--- start MATERIAL SHOWN ---

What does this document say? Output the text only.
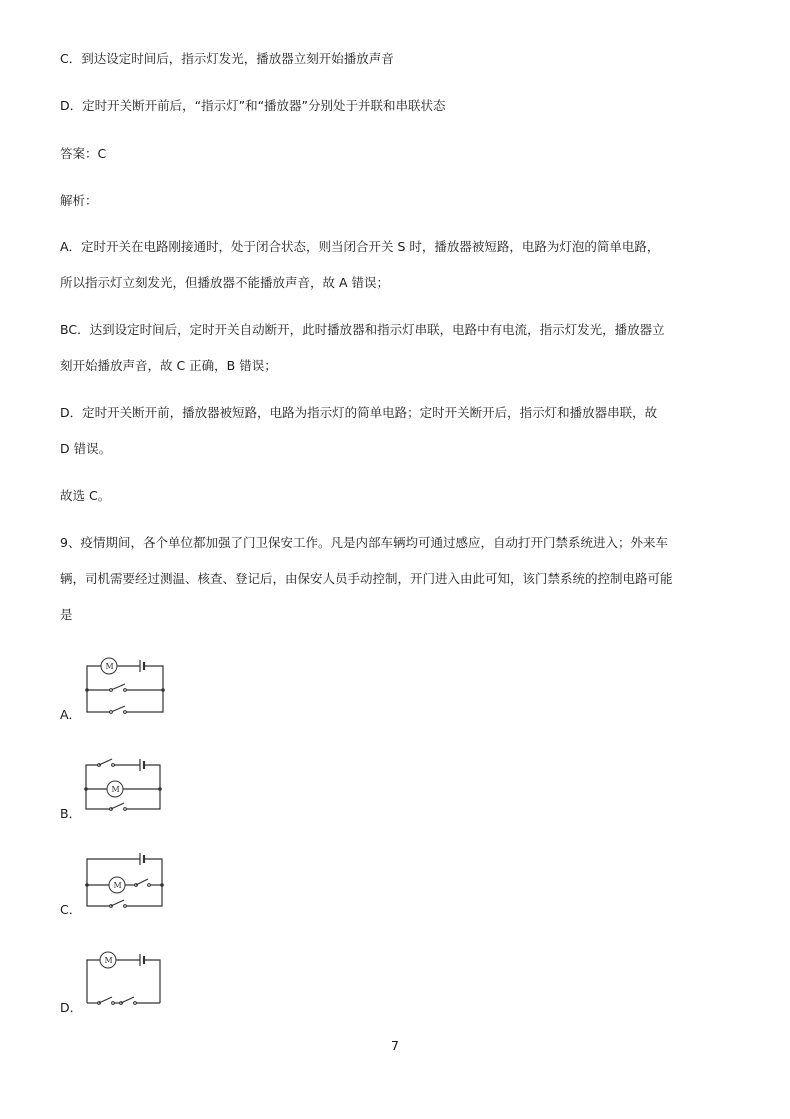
C．到达设定时间后，指示灯发光，播放器立刻开始播放声音
D．定时开关断开前后，“指示灯”和“播放器”分别处于并联和串联状态
答案：C
解析：
A．定时开关在电路刚接通时，处于闭合状态，则当闭合开关 S 时，播放器被短路，电路为灯泡的简单电路，
所以指示灯立刻发光，但播放器不能播放声音，故 A 错误；
BC．达到设定时间后，定时开关自动断开，此时播放器和指示灯串联，电路中有电流，指示灯发光，播放器立
刻开始播放声音，故 C 正确，B 错误；
D．定时开关断开前，播放器被短路，电路为指示灯的简单电路；定时开关断开后，指示灯和播放器串联，故
D 错误。
故选 C。
9、疫情期间，各个单位都加强了门卫保安工作。凡是内部车辆均可通过感应，自动打开门禁系统进入；外来车
辆，司机需要经过测温、核查、登记后，由保安人员手动控制，开门进入由此可知，该门禁系统的控制电路可能
是
A．
M
B．
M
C．
M
D．
M
7
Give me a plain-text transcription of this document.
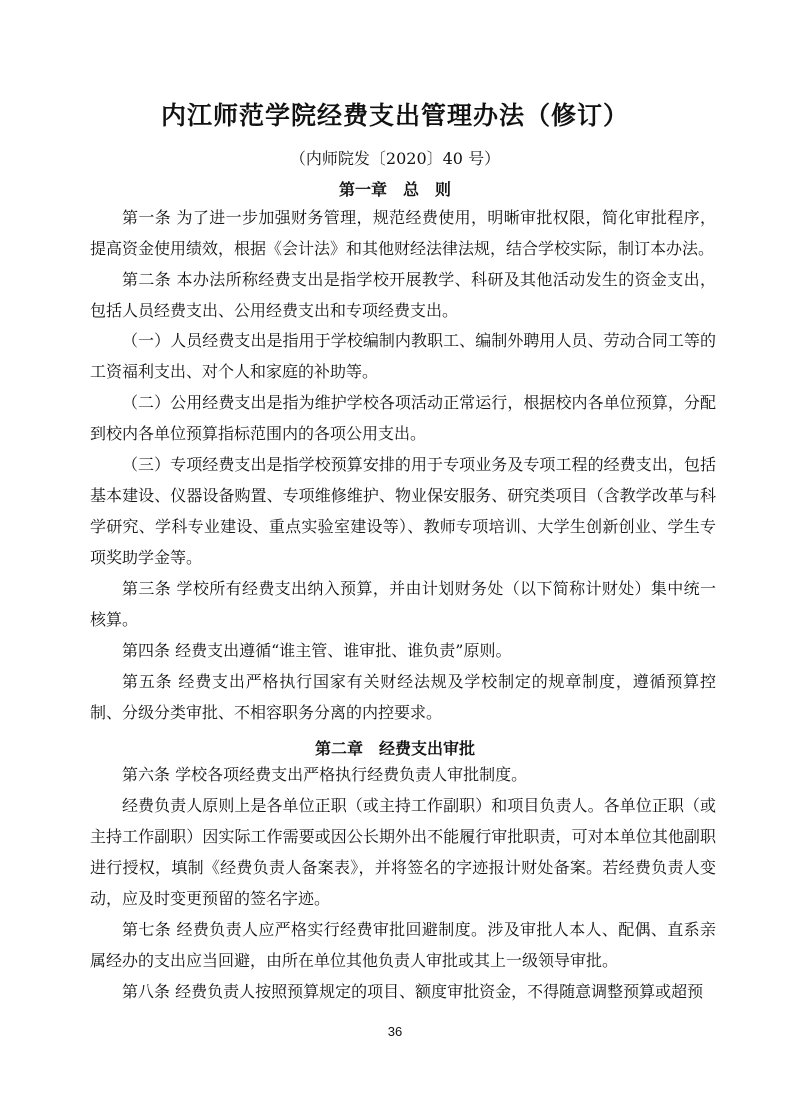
内江师范学院经费支出管理办法（修订）
（内师院发〔2020〕40 号）
第一章　总　则

第一条 为了进一步加强财务管理，规范经费使用，明晰审批权限，简化审批程序，提高资金使用绩效，根据《会计法》和其他财经法律法规，结合学校实际，制订本办法。

第二条 本办法所称经费支出是指学校开展教学、科研及其他活动发生的资金支出，包括人员经费支出、公用经费支出和专项经费支出。

（一）人员经费支出是指用于学校编制内教职工、编制外聘用人员、劳动合同工等的工资福利支出、对个人和家庭的补助等。

（二）公用经费支出是指为维护学校各项活动正常运行，根据校内各单位预算，分配到校内各单位预算指标范围内的各项公用支出。

（三）专项经费支出是指学校预算安排的用于专项业务及专项工程的经费支出，包括基本建设、仪器设备购置、专项维修维护、物业保安服务、研究类项目（含教学改革与科学研究、学科专业建设、重点实验室建设等）、教师专项培训、大学生创新创业、学生专项奖助学金等。

第三条 学校所有经费支出纳入预算，并由计划财务处（以下简称计财处）集中统一核算。

第四条 经费支出遵循“谁主管、谁审批、谁负责”原则。

第五条 经费支出严格执行国家有关财经法规及学校制定的规章制度，遵循预算控制、分级分类审批、不相容职务分离的内控要求。

第二章　经费支出审批

第六条 学校各项经费支出严格执行经费负责人审批制度。

经费负责人原则上是各单位正职（或主持工作副职）和项目负责人。各单位正职（或主持工作副职）因实际工作需要或因公长期外出不能履行审批职责，可对本单位其他副职进行授权，填制《经费负责人备案表》，并将签名的字迹报计财处备案。若经费负责人变动，应及时变更预留的签名字迹。

第七条 经费负责人应严格实行经费审批回避制度。涉及审批人本人、配偶、直系亲属经办的支出应当回避，由所在单位其他负责人审批或其上一级领导审批。

第八条 经费负责人按照预算规定的项目、额度审批资金，不得随意调整预算或超预

36
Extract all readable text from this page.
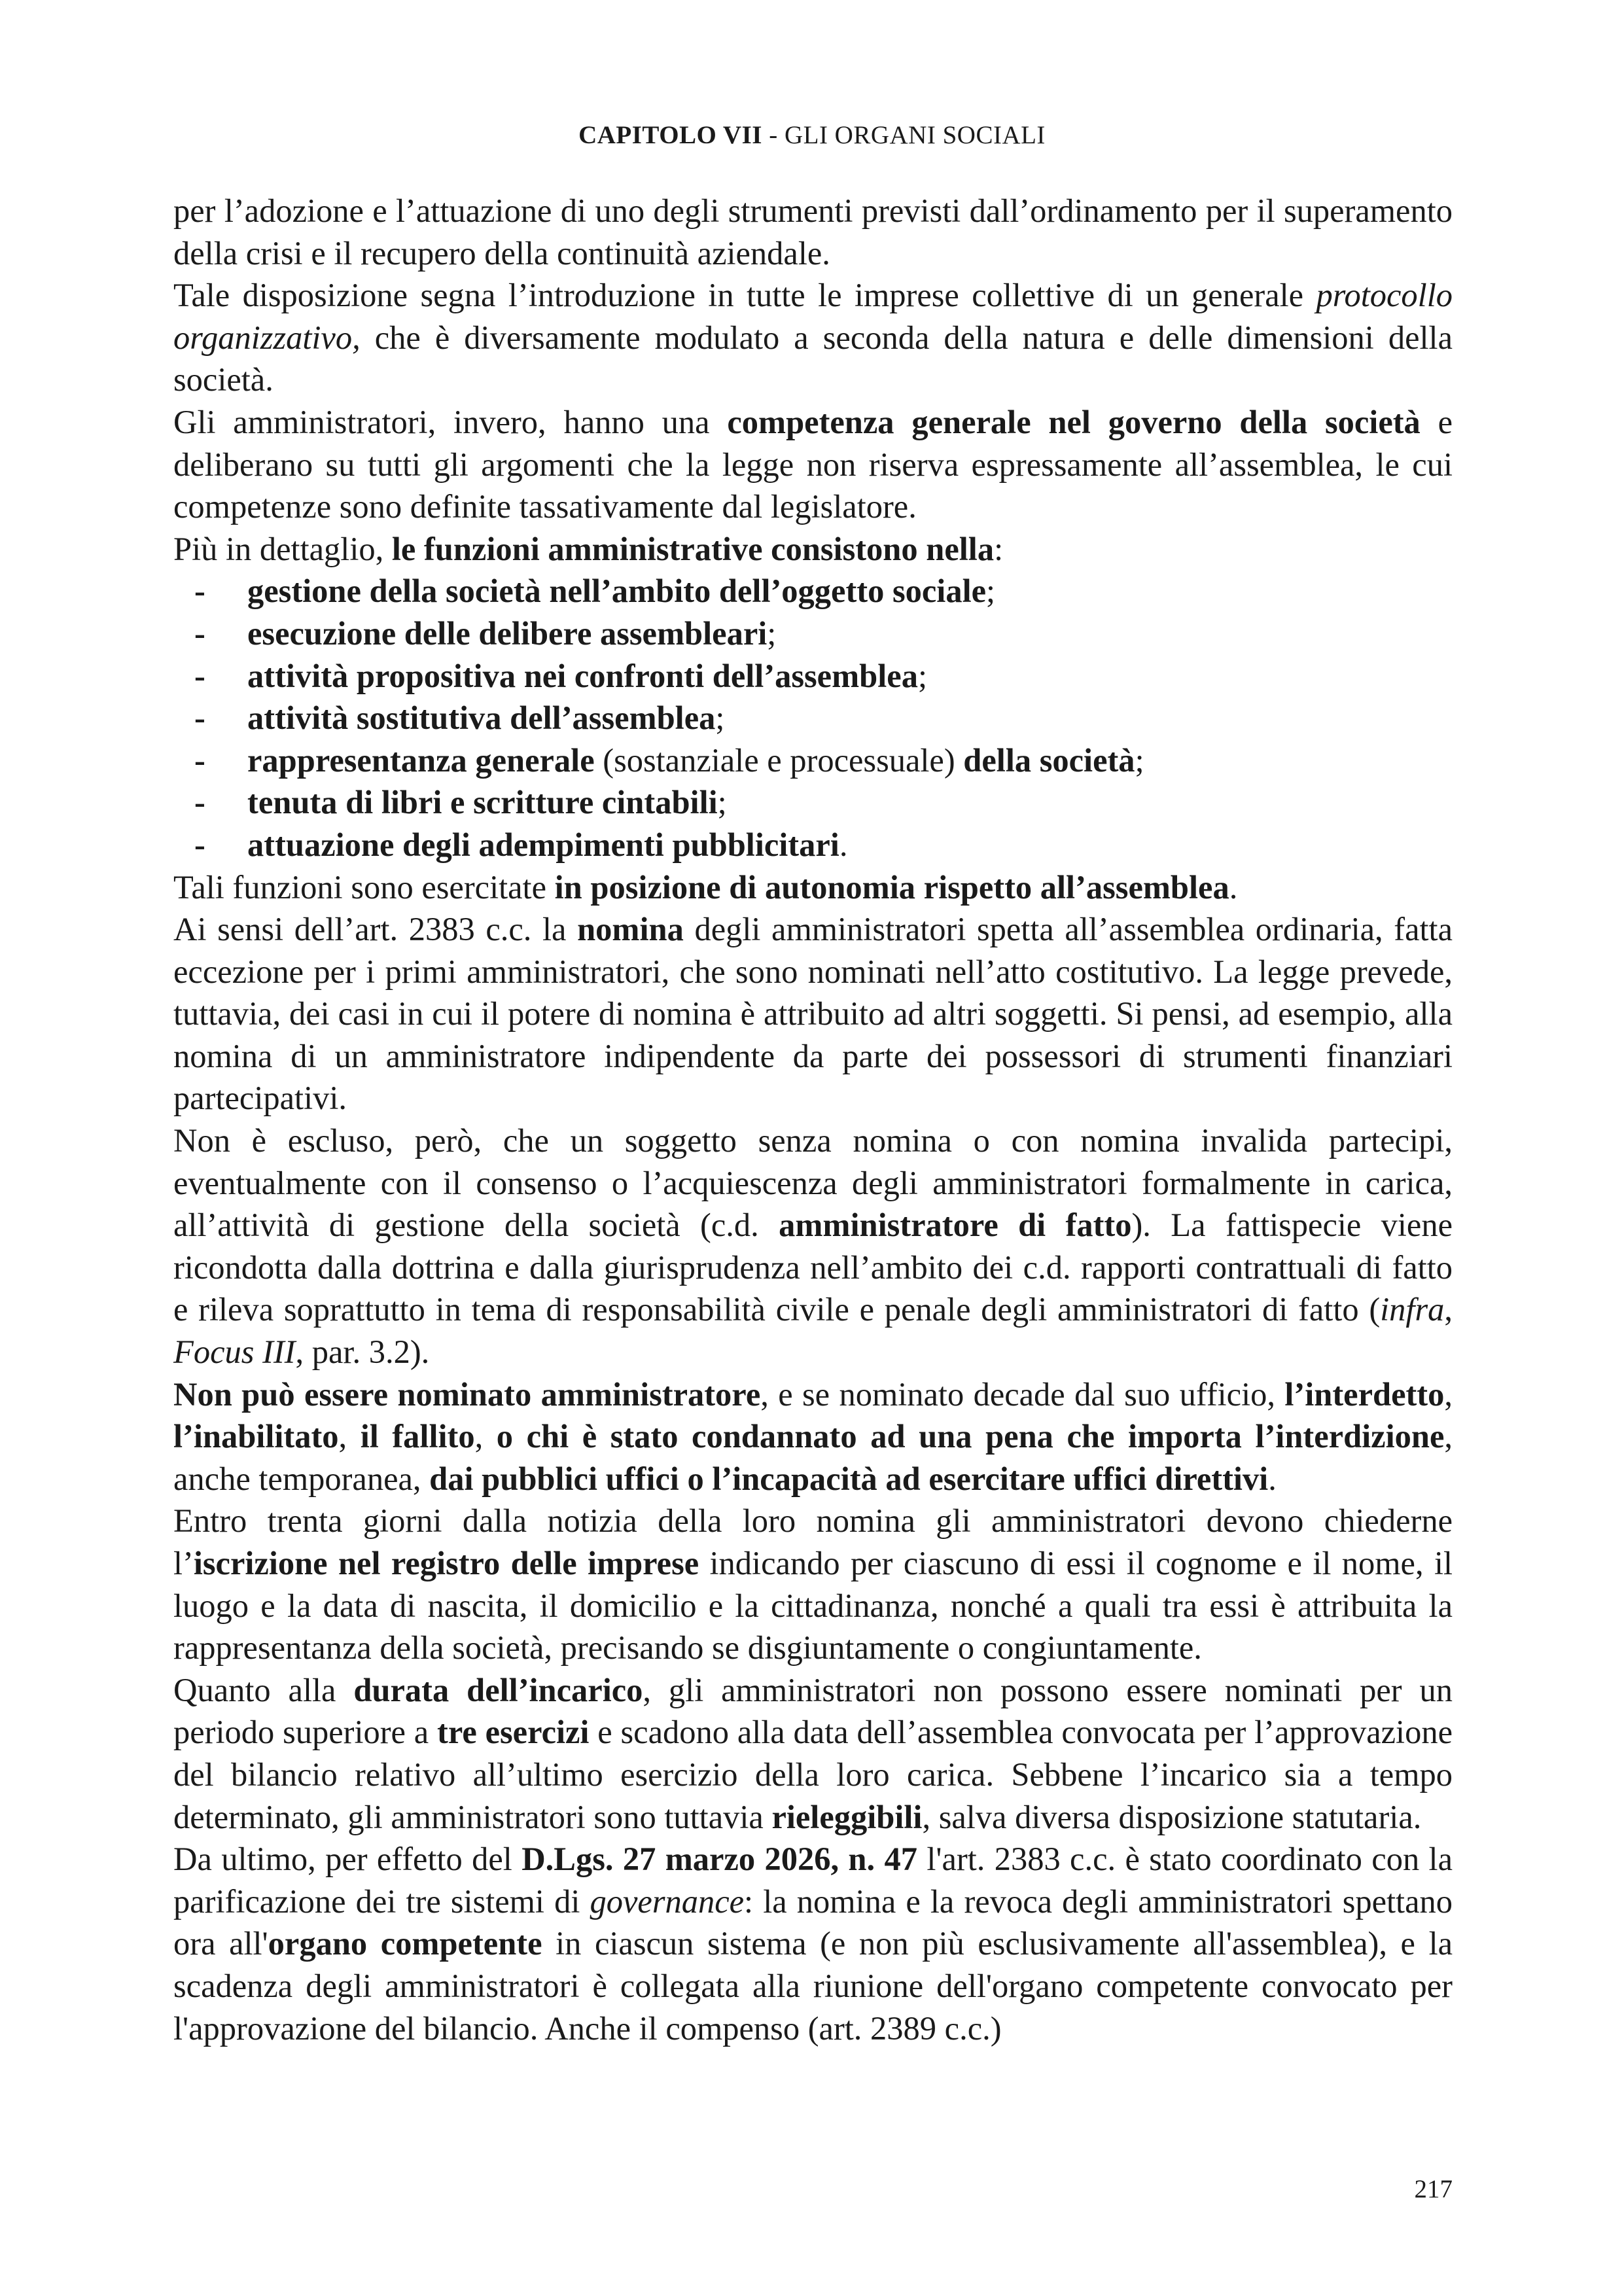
CAPITOLO VII - GLI ORGANI SOCIALI

per l’adozione e l’attuazione di uno degli strumenti previsti dall’ordinamento per il superamento della crisi e il recupero della continuità aziendale.

Tale disposizione segna l’introduzione in tutte le imprese collettive di un generale protocollo organizzativo, che è diversamente modulato a seconda della natura e delle dimensioni della società.

Gli amministratori, invero, hanno una competenza generale nel governo della società e deliberano su tutti gli argomenti che la legge non riserva espressamente all’assemblea, le cui competenze sono definite tassativamente dal legislatore.

Più in dettaglio, le funzioni amministrative consistono nella:

- gestione della società nell’ambito dell’oggetto sociale;
- esecuzione delle delibere assembleari;
- attività propositiva nei confronti dell’assemblea;
- attività sostitutiva dell’assemblea;
- rappresentanza generale (sostanziale e processuale) della società;
- tenuta di libri e scritture cintabili;
- attuazione degli adempimenti pubblicitari.

Tali funzioni sono esercitate in posizione di autonomia rispetto all’assemblea.

Ai sensi dell’art. 2383 c.c. la nomina degli amministratori spetta all’assemblea ordinaria, fatta eccezione per i primi amministratori, che sono nominati nell’atto costitutivo. La legge prevede, tuttavia, dei casi in cui il potere di nomina è attribuito ad altri soggetti. Si pensi, ad esempio, alla nomina di un amministratore indipendente da parte dei possessori di strumenti finanziari partecipativi.

Non è escluso, però, che un soggetto senza nomina o con nomina invalida partecipi, eventualmente con il consenso o l’acquiescenza degli amministratori formalmente in carica, all’attività di gestione della società (c.d. amministratore di fatto). La fattispecie viene ricondotta dalla dottrina e dalla giurisprudenza nell’ambito dei c.d. rapporti contrattuali di fatto e rileva soprattutto in tema di responsabilità civile e penale degli amministratori di fatto (infra, Focus III, par. 3.2).

Non può essere nominato amministratore, e se nominato decade dal suo ufficio, l’interdetto, l’inabilitato, il fallito, o chi è stato condannato ad una pena che importa l’interdizione, anche temporanea, dai pubblici uffici o l’incapacità ad esercitare uffici direttivi.

Entro trenta giorni dalla notizia della loro nomina gli amministratori devono chiederne l’iscrizione nel registro delle imprese indicando per ciascuno di essi il cognome e il nome, il luogo e la data di nascita, il domicilio e la cittadinanza, nonché a quali tra essi è attribuita la rappresentanza della società, precisando se disgiuntamente o congiuntamente.

Quanto alla durata dell’incarico, gli amministratori non possono essere nominati per un periodo superiore a tre esercizi e scadono alla data dell’assemblea convocata per l’approvazione del bilancio relativo all’ultimo esercizio della loro carica. Sebbene l’incarico sia a tempo determinato, gli amministratori sono tuttavia rieleggibili, salva diversa disposizione statutaria.

Da ultimo, per effetto del D.Lgs. 27 marzo 2026, n. 47 l'art. 2383 c.c. è stato coordinato con la parificazione dei tre sistemi di governance: la nomina e la revoca degli amministratori spettano ora all'organo competente in ciascun sistema (e non più esclusivamente all'assemblea), e la scadenza degli amministratori è collegata alla riunione dell'organo competente convocato per l'approvazione del bilancio. Anche il compenso (art. 2389 c.c.)

217
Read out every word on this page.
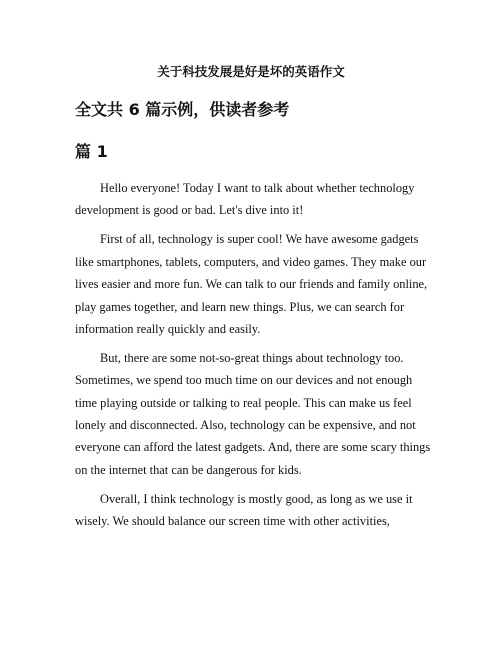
关于科技发展是好是坏的英语作文
全文共 6 篇示例，供读者参考
篇 1

Hello everyone! Today I want to talk about whether technology development is good or bad. Let's dive into it!

First of all, technology is super cool! We have awesome gadgets like smartphones, tablets, computers, and video games. They make our lives easier and more fun. We can talk to our friends and family online, play games together, and learn new things. Plus, we can search for information really quickly and easily.

But, there are some not-so-great things about technology too. Sometimes, we spend too much time on our devices and not enough time playing outside or talking to real people. This can make us feel lonely and disconnected. Also, technology can be expensive, and not everyone can afford the latest gadgets. And, there are some scary things on the internet that can be dangerous for kids.

Overall, I think technology is mostly good, as long as we use it wisely. We should balance our screen time with other activities,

--- end MATERIAL SHOWN ---

## TASK DETAILS
List every line above that holds the word "funzioni".

## PROBLEM SOLUTION
Più in dettaglio, le funzioni amministrative consistono nella:
Tali funzioni sono esercitate in posizione di autonomia rispetto all’assemblea.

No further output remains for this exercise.